● YOUR INSTRUCTIONS:
From the material below, list every line containing "with".

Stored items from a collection
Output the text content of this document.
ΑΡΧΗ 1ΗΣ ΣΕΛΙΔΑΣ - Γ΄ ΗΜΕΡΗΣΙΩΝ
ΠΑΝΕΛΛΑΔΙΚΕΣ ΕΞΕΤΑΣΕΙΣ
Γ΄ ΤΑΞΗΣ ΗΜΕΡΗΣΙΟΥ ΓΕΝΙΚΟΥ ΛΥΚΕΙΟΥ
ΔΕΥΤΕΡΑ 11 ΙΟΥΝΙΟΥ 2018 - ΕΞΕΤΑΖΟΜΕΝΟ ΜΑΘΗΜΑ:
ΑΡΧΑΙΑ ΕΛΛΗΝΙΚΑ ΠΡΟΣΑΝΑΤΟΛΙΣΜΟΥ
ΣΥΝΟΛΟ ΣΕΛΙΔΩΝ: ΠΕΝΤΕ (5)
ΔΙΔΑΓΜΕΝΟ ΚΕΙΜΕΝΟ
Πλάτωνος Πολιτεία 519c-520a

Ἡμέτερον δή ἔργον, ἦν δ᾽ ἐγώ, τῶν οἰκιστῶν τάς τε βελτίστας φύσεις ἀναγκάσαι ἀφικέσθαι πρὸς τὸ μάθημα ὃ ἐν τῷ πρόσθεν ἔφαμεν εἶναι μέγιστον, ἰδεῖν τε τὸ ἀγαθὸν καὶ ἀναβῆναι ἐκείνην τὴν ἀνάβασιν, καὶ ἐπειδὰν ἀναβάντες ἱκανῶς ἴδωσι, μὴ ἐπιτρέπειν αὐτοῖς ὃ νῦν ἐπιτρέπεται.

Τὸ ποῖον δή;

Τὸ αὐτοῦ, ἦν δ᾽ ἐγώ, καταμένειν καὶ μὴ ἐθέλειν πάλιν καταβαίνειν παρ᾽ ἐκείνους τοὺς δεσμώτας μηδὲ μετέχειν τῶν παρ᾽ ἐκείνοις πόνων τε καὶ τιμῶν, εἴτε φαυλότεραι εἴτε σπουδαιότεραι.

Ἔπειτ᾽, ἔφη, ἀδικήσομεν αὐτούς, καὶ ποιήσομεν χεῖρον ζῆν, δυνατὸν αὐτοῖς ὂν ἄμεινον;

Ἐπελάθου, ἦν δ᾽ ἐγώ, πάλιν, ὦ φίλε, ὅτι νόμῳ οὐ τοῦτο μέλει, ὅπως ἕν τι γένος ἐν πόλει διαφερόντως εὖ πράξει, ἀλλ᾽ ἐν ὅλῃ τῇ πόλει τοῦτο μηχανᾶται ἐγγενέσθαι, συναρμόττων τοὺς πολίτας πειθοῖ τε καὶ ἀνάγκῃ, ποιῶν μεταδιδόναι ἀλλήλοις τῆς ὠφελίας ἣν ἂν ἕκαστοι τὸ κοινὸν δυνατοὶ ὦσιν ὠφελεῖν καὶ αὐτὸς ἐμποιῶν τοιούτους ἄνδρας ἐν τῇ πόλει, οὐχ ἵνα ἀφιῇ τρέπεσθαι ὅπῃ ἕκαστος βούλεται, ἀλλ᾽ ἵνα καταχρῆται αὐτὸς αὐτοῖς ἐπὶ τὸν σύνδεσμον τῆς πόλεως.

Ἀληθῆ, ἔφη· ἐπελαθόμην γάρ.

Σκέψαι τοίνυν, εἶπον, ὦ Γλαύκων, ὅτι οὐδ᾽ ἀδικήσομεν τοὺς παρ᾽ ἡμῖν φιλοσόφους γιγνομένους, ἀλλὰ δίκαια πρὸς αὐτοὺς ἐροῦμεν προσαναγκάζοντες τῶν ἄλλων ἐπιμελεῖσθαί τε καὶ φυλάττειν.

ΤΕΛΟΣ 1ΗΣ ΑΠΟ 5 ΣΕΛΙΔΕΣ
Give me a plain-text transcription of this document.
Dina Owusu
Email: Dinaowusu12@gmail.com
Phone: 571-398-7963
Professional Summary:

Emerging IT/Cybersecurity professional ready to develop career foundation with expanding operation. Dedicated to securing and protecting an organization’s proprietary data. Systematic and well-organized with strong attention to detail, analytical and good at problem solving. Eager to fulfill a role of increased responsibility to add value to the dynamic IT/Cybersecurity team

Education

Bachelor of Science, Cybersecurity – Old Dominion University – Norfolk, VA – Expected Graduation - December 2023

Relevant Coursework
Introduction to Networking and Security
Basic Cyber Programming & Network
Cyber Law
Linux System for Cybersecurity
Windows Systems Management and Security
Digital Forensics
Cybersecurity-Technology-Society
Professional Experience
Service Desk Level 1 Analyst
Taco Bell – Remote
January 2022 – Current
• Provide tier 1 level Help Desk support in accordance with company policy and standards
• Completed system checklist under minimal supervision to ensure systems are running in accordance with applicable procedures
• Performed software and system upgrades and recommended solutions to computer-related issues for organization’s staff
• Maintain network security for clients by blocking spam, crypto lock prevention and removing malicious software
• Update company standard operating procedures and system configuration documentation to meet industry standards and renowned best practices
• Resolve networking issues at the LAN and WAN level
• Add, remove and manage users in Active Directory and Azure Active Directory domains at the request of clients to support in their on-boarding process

● RESPONSE FOR THIS EXERCISE:
Emerging IT/Cybersecurity professional ready to develop career foundation with expanding operation. Dedicated to securing and protecting an organization’s proprietary data. Systematic and well-organized with strong attention to detail, analytical and good at problem solving. Eager to fulfill a role of increased responsibility to add value to the dynamic IT/Cybersecurity team
• Provide tier 1 level Help Desk support in accordance with company policy and standards
• Completed system checklist under minimal supervision to ensure systems are running in accordance with applicable procedures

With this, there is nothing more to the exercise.